→ **Task data**:
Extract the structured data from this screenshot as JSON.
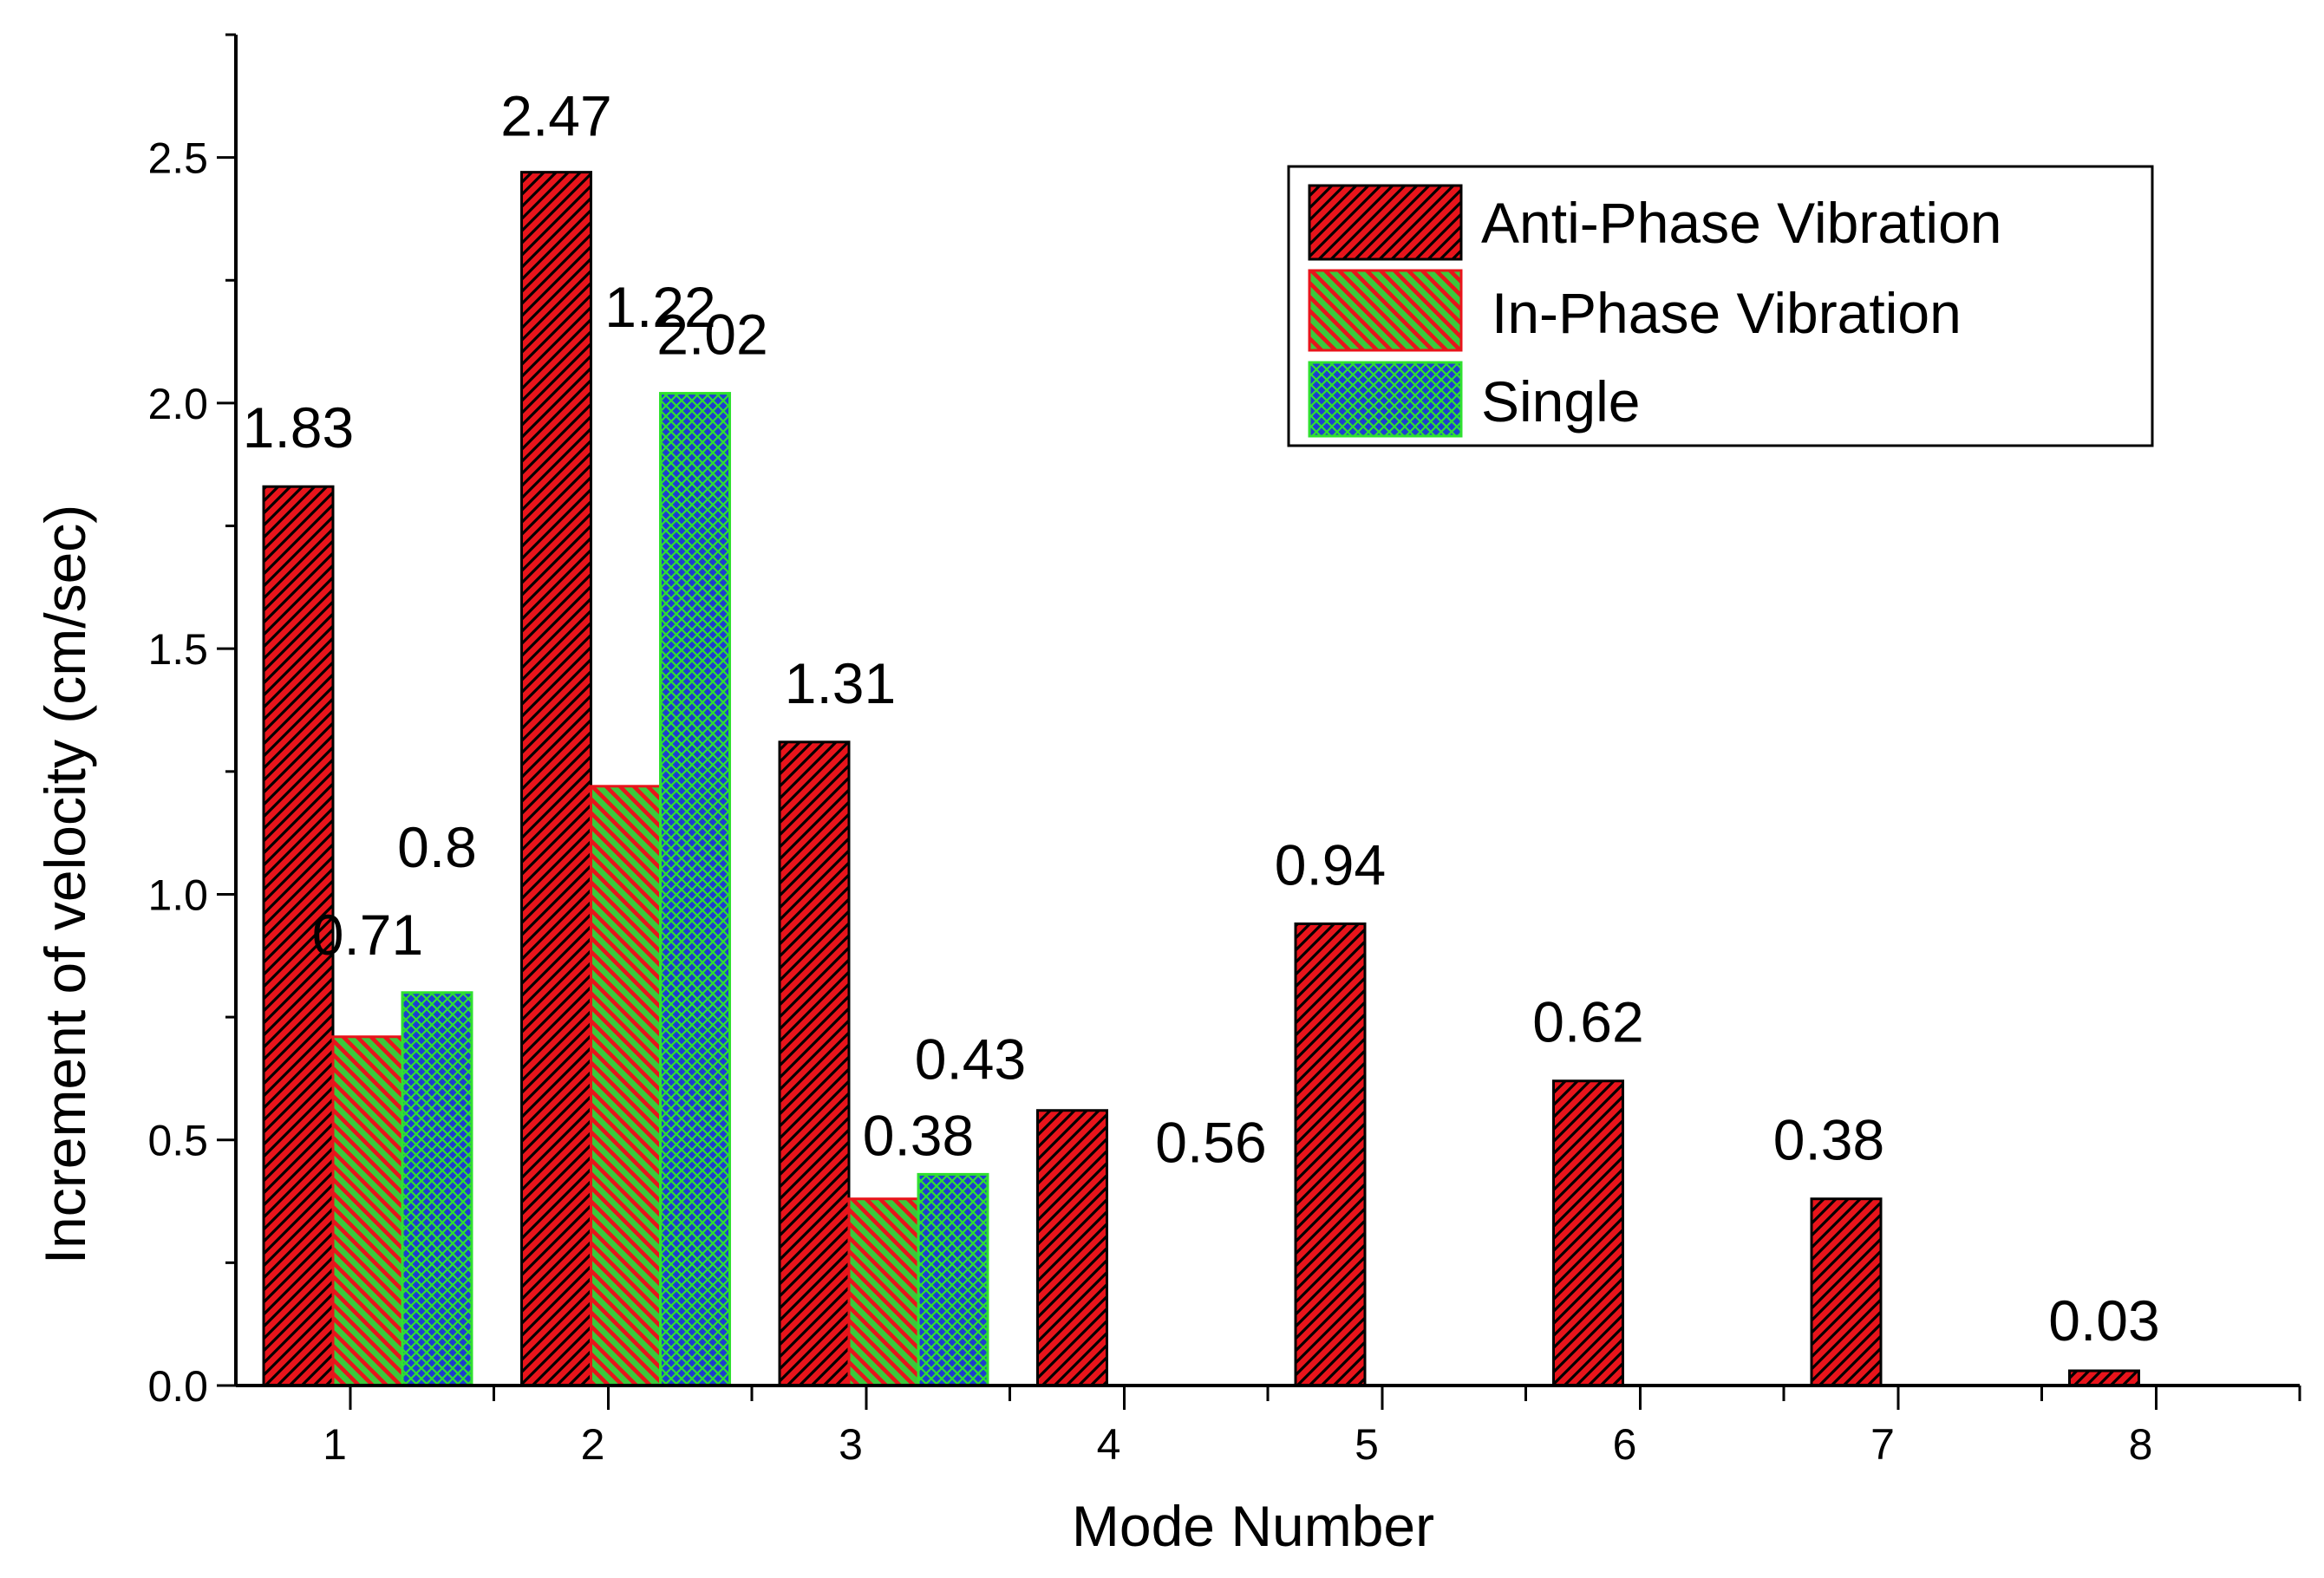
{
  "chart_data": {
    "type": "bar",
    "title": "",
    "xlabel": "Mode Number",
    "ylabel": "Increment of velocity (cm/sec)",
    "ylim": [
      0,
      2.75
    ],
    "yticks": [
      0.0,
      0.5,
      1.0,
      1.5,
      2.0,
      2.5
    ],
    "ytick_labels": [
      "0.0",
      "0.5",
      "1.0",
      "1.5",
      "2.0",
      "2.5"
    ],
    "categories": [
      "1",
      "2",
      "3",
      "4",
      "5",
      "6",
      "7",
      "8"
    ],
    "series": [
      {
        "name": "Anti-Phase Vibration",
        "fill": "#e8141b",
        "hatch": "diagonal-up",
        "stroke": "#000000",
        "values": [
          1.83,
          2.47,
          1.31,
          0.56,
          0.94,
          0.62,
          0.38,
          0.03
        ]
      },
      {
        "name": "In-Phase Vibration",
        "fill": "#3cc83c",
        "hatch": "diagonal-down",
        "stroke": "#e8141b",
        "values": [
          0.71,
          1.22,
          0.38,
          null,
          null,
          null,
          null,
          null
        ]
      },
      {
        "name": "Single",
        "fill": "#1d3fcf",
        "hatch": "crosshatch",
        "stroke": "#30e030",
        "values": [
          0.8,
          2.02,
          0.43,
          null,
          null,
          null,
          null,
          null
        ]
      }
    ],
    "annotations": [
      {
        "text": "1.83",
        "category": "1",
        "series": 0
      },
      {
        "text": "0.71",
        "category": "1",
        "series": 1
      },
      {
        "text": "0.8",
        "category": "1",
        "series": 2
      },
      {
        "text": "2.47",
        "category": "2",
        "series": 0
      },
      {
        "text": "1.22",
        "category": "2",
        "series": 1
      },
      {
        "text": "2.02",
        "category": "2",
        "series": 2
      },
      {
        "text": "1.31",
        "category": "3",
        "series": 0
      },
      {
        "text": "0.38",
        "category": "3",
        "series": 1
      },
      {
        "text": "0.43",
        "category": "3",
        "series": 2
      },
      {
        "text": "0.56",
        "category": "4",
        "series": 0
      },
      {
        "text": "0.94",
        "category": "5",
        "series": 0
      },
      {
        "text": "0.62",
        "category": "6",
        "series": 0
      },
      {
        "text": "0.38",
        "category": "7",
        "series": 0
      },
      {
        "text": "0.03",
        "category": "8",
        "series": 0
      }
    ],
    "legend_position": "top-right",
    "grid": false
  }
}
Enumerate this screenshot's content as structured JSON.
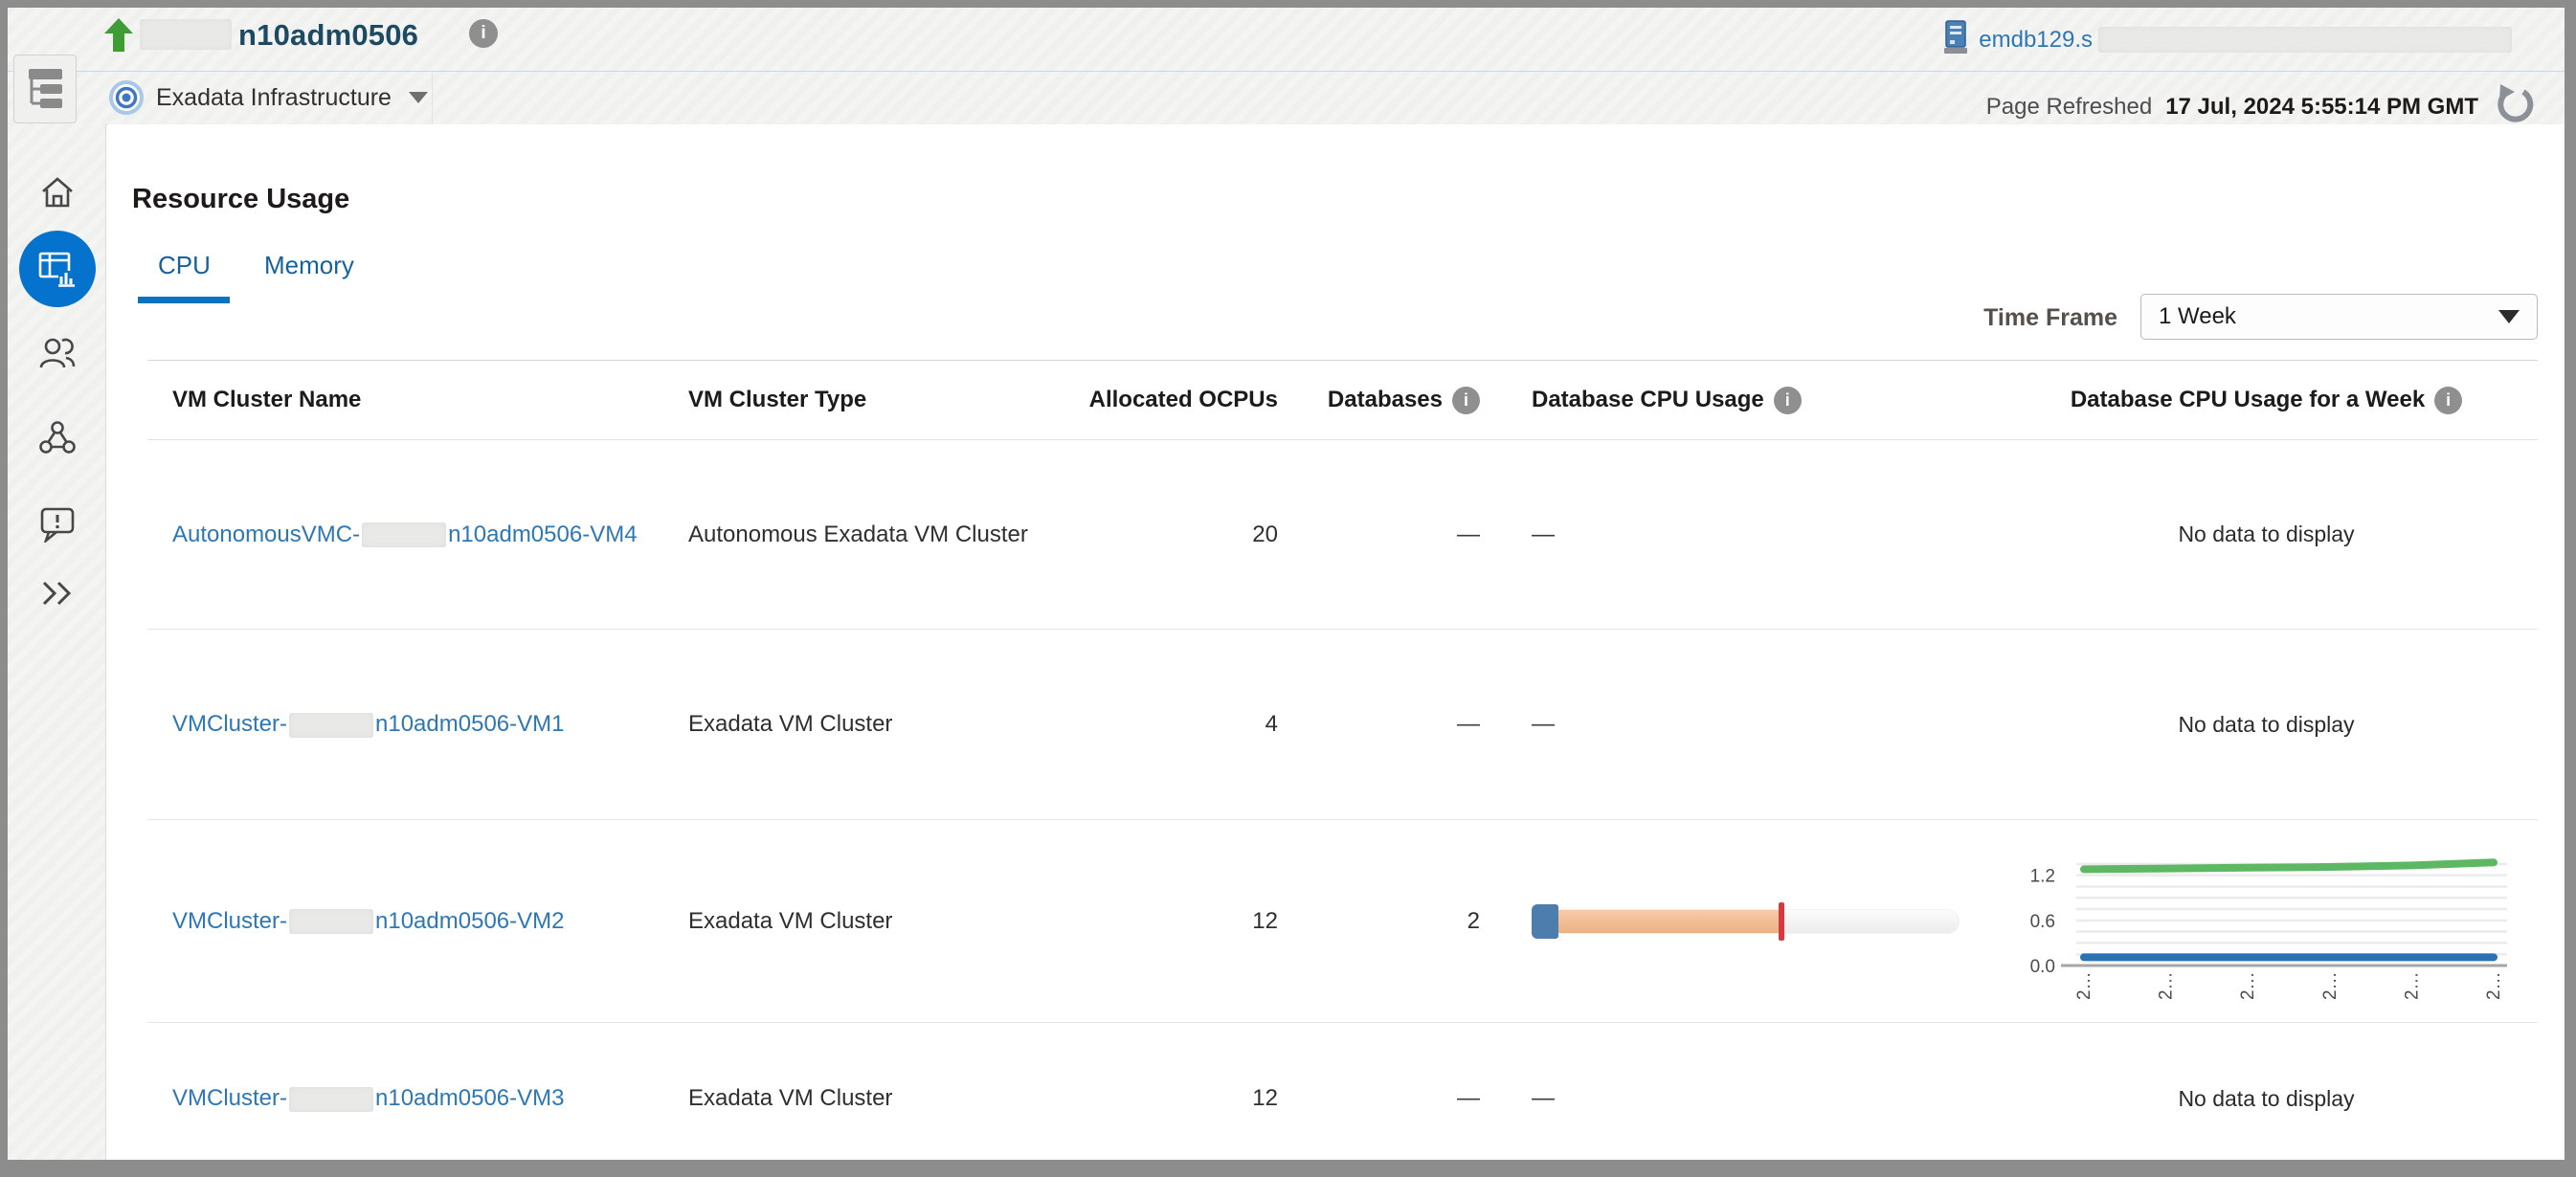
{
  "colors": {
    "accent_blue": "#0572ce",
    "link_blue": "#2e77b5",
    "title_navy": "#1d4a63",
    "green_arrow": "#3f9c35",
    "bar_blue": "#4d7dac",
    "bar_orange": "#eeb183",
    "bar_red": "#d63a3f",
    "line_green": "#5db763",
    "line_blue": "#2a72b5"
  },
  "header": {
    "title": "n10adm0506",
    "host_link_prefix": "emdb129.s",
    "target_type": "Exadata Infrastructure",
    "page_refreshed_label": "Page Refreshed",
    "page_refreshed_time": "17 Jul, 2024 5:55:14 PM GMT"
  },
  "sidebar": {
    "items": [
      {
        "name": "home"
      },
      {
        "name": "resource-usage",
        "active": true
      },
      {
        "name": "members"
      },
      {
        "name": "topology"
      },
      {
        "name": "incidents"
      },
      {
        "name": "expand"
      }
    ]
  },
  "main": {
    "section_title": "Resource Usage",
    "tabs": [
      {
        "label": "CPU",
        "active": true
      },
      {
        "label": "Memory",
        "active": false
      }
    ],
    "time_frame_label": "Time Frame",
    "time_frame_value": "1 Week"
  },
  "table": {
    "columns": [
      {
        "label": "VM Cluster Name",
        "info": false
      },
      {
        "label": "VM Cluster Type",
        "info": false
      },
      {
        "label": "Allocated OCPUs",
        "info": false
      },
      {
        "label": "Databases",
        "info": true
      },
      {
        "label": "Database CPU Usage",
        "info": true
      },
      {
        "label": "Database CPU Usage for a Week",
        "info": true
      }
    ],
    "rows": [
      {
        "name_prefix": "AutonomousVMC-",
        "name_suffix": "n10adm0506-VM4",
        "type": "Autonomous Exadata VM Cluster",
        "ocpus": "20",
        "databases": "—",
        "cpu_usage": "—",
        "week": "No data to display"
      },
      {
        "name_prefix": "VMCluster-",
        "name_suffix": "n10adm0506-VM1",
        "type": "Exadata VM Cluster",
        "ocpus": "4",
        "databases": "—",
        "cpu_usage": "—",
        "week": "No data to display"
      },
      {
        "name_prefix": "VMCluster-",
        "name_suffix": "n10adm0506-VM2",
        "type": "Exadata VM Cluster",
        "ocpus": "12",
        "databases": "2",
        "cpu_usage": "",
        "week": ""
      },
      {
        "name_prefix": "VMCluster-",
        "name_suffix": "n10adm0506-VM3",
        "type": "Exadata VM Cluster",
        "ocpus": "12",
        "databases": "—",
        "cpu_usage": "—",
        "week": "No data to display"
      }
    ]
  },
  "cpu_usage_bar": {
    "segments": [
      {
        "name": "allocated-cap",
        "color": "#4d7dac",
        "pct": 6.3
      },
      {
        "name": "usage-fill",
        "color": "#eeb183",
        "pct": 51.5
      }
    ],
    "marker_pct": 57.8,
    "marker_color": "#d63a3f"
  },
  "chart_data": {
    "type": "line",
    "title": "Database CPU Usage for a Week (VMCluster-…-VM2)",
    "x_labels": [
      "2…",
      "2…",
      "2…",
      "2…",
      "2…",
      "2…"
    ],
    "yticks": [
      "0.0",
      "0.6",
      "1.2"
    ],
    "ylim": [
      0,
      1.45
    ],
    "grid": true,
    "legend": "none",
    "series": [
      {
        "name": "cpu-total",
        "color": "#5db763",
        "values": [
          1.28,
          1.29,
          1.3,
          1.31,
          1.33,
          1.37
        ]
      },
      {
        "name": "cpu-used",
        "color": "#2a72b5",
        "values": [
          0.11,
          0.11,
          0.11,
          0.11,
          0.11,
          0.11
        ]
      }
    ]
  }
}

→ **Written instruction**: Reproduce every line of the listing above in which the string "Phase" appears.

→ **The response**:
        "name": "Anti-Phase Vibration",
        "name": "In-Phase Vibration",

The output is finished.